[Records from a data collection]
•••
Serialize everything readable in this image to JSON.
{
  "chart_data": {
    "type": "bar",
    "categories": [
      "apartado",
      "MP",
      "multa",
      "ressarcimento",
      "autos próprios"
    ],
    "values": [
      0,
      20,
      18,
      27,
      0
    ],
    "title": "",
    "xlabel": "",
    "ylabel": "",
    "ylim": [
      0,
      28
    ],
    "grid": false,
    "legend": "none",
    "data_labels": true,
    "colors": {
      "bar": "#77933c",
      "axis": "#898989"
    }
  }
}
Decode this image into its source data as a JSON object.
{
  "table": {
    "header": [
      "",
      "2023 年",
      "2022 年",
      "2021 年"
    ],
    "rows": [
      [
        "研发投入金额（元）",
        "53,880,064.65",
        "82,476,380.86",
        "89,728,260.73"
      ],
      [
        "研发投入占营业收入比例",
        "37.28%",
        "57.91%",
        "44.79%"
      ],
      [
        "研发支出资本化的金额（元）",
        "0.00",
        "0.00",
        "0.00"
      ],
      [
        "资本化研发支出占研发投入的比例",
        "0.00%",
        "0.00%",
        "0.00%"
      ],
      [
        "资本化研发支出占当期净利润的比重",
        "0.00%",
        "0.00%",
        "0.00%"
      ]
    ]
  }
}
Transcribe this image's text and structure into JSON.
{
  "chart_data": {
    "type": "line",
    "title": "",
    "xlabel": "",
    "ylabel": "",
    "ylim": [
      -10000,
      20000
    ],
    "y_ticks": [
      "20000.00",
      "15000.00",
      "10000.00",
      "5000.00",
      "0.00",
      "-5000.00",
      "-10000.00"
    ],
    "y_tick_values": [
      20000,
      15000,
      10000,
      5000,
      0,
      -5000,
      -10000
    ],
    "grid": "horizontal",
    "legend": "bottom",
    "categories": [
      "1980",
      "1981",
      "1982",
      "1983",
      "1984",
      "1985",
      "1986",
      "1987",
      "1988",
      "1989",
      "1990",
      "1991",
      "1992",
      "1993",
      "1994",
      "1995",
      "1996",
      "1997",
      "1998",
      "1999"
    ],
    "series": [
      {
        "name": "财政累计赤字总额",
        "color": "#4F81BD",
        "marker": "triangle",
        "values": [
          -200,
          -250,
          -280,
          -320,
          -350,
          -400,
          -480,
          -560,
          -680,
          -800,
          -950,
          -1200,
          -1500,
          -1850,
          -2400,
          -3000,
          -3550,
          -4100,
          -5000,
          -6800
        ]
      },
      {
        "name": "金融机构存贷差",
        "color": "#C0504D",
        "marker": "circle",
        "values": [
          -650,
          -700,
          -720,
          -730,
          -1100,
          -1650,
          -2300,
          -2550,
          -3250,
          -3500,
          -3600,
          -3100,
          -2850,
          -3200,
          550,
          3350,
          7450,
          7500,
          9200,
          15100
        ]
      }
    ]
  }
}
•••
REQUIREMENT:
Repeat the material in full, exactly as it stands.

EXERCISE OUTPUT:
Serialize everything readable in this image to JSON.
{
  "chart_data": {
    "type": "bar",
    "categories": [
      "apartado",
      "MP",
      "multa",
      "ressarcimento",
      "autos próprios"
    ],
    "values": [
      0,
      20,
      18,
      27,
      0
    ],
    "title": "",
    "xlabel": "",
    "ylabel": "",
    "ylim": [
      0,
      28
    ],
    "grid": false,
    "legend": "none",
    "data_labels": true,
    "colors": {
      "bar": "#77933c",
      "axis": "#898989"
    }
  }
}
Decode this image into its source data as a JSON object.
{
  "table": {
    "header": [
      "",
      "2023 年",
      "2022 年",
      "2021 年"
    ],
    "rows": [
      [
        "研发投入金额（元）",
        "53,880,064.65",
        "82,476,380.86",
        "89,728,260.73"
      ],
      [
        "研发投入占营业收入比例",
        "37.28%",
        "57.91%",
        "44.79%"
      ],
      [
        "研发支出资本化的金额（元）",
        "0.00",
        "0.00",
        "0.00"
      ],
      [
        "资本化研发支出占研发投入的比例",
        "0.00%",
        "0.00%",
        "0.00%"
      ],
      [
        "资本化研发支出占当期净利润的比重",
        "0.00%",
        "0.00%",
        "0.00%"
      ]
    ]
  }
}
Transcribe this image's text and structure into JSON.
{
  "chart_data": {
    "type": "line",
    "title": "",
    "xlabel": "",
    "ylabel": "",
    "ylim": [
      -10000,
      20000
    ],
    "y_ticks": [
      "20000.00",
      "15000.00",
      "10000.00",
      "5000.00",
      "0.00",
      "-5000.00",
      "-10000.00"
    ],
    "y_tick_values": [
      20000,
      15000,
      10000,
      5000,
      0,
      -5000,
      -10000
    ],
    "grid": "horizontal",
    "legend": "bottom",
    "categories": [
      "1980",
      "1981",
      "1982",
      "1983",
      "1984",
      "1985",
      "1986",
      "1987",
      "1988",
      "1989",
      "1990",
      "1991",
      "1992",
      "1993",
      "1994",
      "1995",
      "1996",
      "1997",
      "1998",
      "1999"
    ],
    "series": [
      {
        "name": "财政累计赤字总额",
        "color": "#4F81BD",
        "marker": "triangle",
        "values": [
          -200,
          -250,
          -280,
          -320,
          -350,
          -400,
          -480,
          -560,
          -680,
          -800,
          -950,
          -1200,
          -1500,
          -1850,
          -2400,
          -3000,
          -3550,
          -4100,
          -5000,
          -6800
        ]
      },
      {
        "name": "金融机构存贷差",
        "color": "#C0504D",
        "marker": "circle",
        "values": [
          -650,
          -700,
          -720,
          -730,
          -1100,
          -1650,
          -2300,
          -2550,
          -3250,
          -3500,
          -3600,
          -3100,
          -2850,
          -3200,
          550,
          3350,
          7450,
          7500,
          9200,
          15100
        ]
      }
    ]
  }
}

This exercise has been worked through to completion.